(Extracted data entries):
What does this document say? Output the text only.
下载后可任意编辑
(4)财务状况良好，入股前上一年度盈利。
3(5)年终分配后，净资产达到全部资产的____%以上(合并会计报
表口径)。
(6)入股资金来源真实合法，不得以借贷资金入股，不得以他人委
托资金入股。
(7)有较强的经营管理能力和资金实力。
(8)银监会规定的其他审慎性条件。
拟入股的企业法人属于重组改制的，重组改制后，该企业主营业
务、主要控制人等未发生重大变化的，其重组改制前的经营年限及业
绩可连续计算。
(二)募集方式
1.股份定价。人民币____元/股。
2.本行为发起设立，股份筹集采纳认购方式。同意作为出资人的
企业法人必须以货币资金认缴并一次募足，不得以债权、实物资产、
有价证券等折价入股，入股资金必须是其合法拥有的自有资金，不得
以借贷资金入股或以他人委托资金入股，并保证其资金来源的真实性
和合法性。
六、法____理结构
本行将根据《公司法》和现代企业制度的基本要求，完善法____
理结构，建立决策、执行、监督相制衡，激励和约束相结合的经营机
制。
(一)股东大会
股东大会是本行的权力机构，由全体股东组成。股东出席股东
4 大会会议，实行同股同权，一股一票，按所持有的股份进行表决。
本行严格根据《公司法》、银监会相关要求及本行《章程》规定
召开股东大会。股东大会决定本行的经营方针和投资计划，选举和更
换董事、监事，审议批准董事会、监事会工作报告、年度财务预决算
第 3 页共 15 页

(Aim of the exercise): Print the whole listing exactly as it is.

(Written solution):
What does this document say? Output the text only.
下载后可任意编辑
(4)财务状况良好，入股前上一年度盈利。
3(5)年终分配后，净资产达到全部资产的____%以上(合并会计报
表口径)。
(6)入股资金来源真实合法，不得以借贷资金入股，不得以他人委
托资金入股。
(7)有较强的经营管理能力和资金实力。
(8)银监会规定的其他审慎性条件。
拟入股的企业法人属于重组改制的，重组改制后，该企业主营业
务、主要控制人等未发生重大变化的，其重组改制前的经营年限及业
绩可连续计算。
(二)募集方式
1.股份定价。人民币____元/股。
2.本行为发起设立，股份筹集采纳认购方式。同意作为出资人的
企业法人必须以货币资金认缴并一次募足，不得以债权、实物资产、
有价证券等折价入股，入股资金必须是其合法拥有的自有资金，不得
以借贷资金入股或以他人委托资金入股，并保证其资金来源的真实性
和合法性。
六、法____理结构
本行将根据《公司法》和现代企业制度的基本要求，完善法____
理结构，建立决策、执行、监督相制衡，激励和约束相结合的经营机
制。
(一)股东大会
股东大会是本行的权力机构，由全体股东组成。股东出席股东
4 大会会议，实行同股同权，一股一票，按所持有的股份进行表决。
本行严格根据《公司法》、银监会相关要求及本行《章程》规定
召开股东大会。股东大会决定本行的经营方针和投资计划，选举和更
换董事、监事，审议批准董事会、监事会工作报告、年度财务预决算
第 3 页共 15 页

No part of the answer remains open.